▸ **Brief**: Repeat every line below exactly, word for word.

* BEGIN *

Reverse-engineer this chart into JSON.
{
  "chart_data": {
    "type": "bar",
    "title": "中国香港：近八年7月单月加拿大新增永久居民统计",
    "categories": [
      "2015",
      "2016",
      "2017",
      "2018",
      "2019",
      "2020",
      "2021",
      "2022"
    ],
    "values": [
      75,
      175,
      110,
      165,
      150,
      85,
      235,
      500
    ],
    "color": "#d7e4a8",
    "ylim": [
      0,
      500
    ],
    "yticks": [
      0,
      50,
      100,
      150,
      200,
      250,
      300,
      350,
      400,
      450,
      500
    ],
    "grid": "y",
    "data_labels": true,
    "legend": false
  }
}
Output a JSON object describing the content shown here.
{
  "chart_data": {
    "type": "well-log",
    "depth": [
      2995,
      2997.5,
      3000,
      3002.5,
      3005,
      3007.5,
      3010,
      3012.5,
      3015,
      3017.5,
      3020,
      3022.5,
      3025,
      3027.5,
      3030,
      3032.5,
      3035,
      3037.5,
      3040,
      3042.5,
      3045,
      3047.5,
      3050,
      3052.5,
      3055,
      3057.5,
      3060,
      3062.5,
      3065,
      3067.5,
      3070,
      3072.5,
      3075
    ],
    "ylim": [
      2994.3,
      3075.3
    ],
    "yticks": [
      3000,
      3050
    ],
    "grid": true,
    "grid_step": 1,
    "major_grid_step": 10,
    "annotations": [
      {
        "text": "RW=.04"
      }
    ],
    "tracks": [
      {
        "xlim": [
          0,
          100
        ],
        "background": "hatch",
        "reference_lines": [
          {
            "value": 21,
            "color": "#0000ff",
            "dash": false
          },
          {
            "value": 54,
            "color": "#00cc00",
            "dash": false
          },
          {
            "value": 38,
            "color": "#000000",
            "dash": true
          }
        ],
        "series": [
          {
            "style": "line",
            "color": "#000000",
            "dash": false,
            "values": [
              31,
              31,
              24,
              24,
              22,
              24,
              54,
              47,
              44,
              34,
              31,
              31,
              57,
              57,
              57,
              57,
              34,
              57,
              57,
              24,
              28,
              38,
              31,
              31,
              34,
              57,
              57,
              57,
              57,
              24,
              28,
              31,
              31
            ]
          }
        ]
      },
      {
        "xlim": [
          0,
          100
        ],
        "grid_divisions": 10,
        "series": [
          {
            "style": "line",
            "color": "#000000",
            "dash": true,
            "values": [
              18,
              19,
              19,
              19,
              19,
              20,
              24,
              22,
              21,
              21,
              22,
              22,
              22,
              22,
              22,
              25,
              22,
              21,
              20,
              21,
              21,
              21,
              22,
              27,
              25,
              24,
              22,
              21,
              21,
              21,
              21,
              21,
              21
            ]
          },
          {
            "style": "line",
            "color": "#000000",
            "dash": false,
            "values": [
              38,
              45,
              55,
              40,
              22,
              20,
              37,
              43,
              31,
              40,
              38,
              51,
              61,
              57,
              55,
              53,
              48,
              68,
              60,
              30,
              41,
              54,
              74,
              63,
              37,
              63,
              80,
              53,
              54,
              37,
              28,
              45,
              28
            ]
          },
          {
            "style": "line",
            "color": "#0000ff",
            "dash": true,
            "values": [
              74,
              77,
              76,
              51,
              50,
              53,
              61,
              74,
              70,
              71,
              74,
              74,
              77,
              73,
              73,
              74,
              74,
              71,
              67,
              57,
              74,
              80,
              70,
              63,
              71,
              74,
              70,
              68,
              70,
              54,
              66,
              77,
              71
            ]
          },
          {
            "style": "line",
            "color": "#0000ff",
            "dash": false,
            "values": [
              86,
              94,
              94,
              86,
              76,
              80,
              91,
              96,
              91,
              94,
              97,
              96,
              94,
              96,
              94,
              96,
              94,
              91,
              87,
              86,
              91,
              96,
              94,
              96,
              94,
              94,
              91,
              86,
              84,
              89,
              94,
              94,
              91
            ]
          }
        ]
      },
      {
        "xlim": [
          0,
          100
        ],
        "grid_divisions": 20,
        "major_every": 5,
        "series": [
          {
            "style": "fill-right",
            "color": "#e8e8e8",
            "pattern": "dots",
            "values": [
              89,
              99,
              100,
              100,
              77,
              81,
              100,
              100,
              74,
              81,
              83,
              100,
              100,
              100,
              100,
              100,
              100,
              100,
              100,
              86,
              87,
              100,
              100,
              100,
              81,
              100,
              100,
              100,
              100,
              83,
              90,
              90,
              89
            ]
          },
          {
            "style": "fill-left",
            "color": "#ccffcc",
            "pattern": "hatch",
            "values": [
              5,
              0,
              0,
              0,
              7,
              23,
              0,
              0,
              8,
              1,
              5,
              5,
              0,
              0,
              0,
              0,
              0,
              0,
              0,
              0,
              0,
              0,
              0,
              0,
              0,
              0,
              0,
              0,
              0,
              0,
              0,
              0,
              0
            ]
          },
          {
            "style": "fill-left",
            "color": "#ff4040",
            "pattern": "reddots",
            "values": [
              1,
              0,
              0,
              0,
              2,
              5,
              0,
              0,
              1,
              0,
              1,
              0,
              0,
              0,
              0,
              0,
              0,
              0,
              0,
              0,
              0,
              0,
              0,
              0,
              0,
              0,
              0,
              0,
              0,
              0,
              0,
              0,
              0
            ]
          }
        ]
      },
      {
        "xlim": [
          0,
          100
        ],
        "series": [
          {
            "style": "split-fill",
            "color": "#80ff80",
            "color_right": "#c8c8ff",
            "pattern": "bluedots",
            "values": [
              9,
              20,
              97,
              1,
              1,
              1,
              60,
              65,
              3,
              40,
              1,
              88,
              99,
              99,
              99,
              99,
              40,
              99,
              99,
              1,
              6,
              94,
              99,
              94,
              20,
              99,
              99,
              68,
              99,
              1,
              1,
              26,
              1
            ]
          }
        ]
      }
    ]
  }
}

* END *

▸ **Task response**:
Reverse-engineer this chart into JSON.
{
  "chart_data": {
    "type": "bar",
    "title": "中国香港：近八年7月单月加拿大新增永久居民统计",
    "categories": [
      "2015",
      "2016",
      "2017",
      "2018",
      "2019",
      "2020",
      "2021",
      "2022"
    ],
    "values": [
      75,
      175,
      110,
      165,
      150,
      85,
      235,
      500
    ],
    "color": "#d7e4a8",
    "ylim": [
      0,
      500
    ],
    "yticks": [
      0,
      50,
      100,
      150,
      200,
      250,
      300,
      350,
      400,
      450,
      500
    ],
    "grid": "y",
    "data_labels": true,
    "legend": false
  }
}
Output a JSON object describing the content shown here.
{
  "chart_data": {
    "type": "well-log",
    "depth": [
      2995,
      2997.5,
      3000,
      3002.5,
      3005,
      3007.5,
      3010,
      3012.5,
      3015,
      3017.5,
      3020,
      3022.5,
      3025,
      3027.5,
      3030,
      3032.5,
      3035,
      3037.5,
      3040,
      3042.5,
      3045,
      3047.5,
      3050,
      3052.5,
      3055,
      3057.5,
      3060,
      3062.5,
      3065,
      3067.5,
      3070,
      3072.5,
      3075
    ],
    "ylim": [
      2994.3,
      3075.3
    ],
    "yticks": [
      3000,
      3050
    ],
    "grid": true,
    "grid_step": 1,
    "major_grid_step": 10,
    "annotations": [
      {
        "text": "RW=.04"
      }
    ],
    "tracks": [
      {
        "xlim": [
          0,
          100
        ],
        "background": "hatch",
        "reference_lines": [
          {
            "value": 21,
            "color": "#0000ff",
            "dash": false
          },
          {
            "value": 54,
            "color": "#00cc00",
            "dash": false
          },
          {
            "value": 38,
            "color": "#000000",
            "dash": true
          }
        ],
        "series": [
          {
            "style": "line",
            "color": "#000000",
            "dash": false,
            "values": [
              31,
              31,
              24,
              24,
              22,
              24,
              54,
              47,
              44,
              34,
              31,
              31,
              57,
              57,
              57,
              57,
              34,
              57,
              57,
              24,
              28,
              38,
              31,
              31,
              34,
              57,
              57,
              57,
              57,
              24,
              28,
              31,
              31
            ]
          }
        ]
      },
      {
        "xlim": [
          0,
          100
        ],
        "grid_divisions": 10,
        "series": [
          {
            "style": "line",
            "color": "#000000",
            "dash": true,
            "values": [
              18,
              19,
              19,
              19,
              19,
              20,
              24,
              22,
              21,
              21,
              22,
              22,
              22,
              22,
              22,
              25,
              22,
              21,
              20,
              21,
              21,
              21,
              22,
              27,
              25,
              24,
              22,
              21,
              21,
              21,
              21,
              21,
              21
            ]
          },
          {
            "style": "line",
            "color": "#000000",
            "dash": false,
            "values": [
              38,
              45,
              55,
              40,
              22,
              20,
              37,
              43,
              31,
              40,
              38,
              51,
              61,
              57,
              55,
              53,
              48,
              68,
              60,
              30,
              41,
              54,
              74,
              63,
              37,
              63,
              80,
              53,
              54,
              37,
              28,
              45,
              28
            ]
          },
          {
            "style": "line",
            "color": "#0000ff",
            "dash": true,
            "values": [
              74,
              77,
              76,
              51,
              50,
              53,
              61,
              74,
              70,
              71,
              74,
              74,
              77,
              73,
              73,
              74,
              74,
              71,
              67,
              57,
              74,
              80,
              70,
              63,
              71,
              74,
              70,
              68,
              70,
              54,
              66,
              77,
              71
            ]
          },
          {
            "style": "line",
            "color": "#0000ff",
            "dash": false,
            "values": [
              86,
              94,
              94,
              86,
              76,
              80,
              91,
              96,
              91,
              94,
              97,
              96,
              94,
              96,
              94,
              96,
              94,
              91,
              87,
              86,
              91,
              96,
              94,
              96,
              94,
              94,
              91,
              86,
              84,
              89,
              94,
              94,
              91
            ]
          }
        ]
      },
      {
        "xlim": [
          0,
          100
        ],
        "grid_divisions": 20,
        "major_every": 5,
        "series": [
          {
            "style": "fill-right",
            "color": "#e8e8e8",
            "pattern": "dots",
            "values": [
              89,
              99,
              100,
              100,
              77,
              81,
              100,
              100,
              74,
              81,
              83,
              100,
              100,
              100,
              100,
              100,
              100,
              100,
              100,
              86,
              87,
              100,
              100,
              100,
              81,
              100,
              100,
              100,
              100,
              83,
              90,
              90,
              89
            ]
          },
          {
            "style": "fill-left",
            "color": "#ccffcc",
            "pattern": "hatch",
            "values": [
              5,
              0,
              0,
              0,
              7,
              23,
              0,
              0,
              8,
              1,
              5,
              5,
              0,
              0,
              0,
              0,
              0,
              0,
              0,
              0,
              0,
              0,
              0,
              0,
              0,
              0,
              0,
              0,
              0,
              0,
              0,
              0,
              0
            ]
          },
          {
            "style": "fill-left",
            "color": "#ff4040",
            "pattern": "reddots",
            "values": [
              1,
              0,
              0,
              0,
              2,
              5,
              0,
              0,
              1,
              0,
              1,
              0,
              0,
              0,
              0,
              0,
              0,
              0,
              0,
              0,
              0,
              0,
              0,
              0,
              0,
              0,
              0,
              0,
              0,
              0,
              0,
              0,
              0
            ]
          }
        ]
      },
      {
        "xlim": [
          0,
          100
        ],
        "series": [
          {
            "style": "split-fill",
            "color": "#80ff80",
            "color_right": "#c8c8ff",
            "pattern": "bluedots",
            "values": [
              9,
              20,
              97,
              1,
              1,
              1,
              60,
              65,
              3,
              40,
              1,
              88,
              99,
              99,
              99,
              99,
              40,
              99,
              99,
              1,
              6,
              94,
              99,
              94,
              20,
              99,
              99,
              68,
              99,
              1,
              1,
              26,
              1
            ]
          }
        ]
      }
    ]
  }
}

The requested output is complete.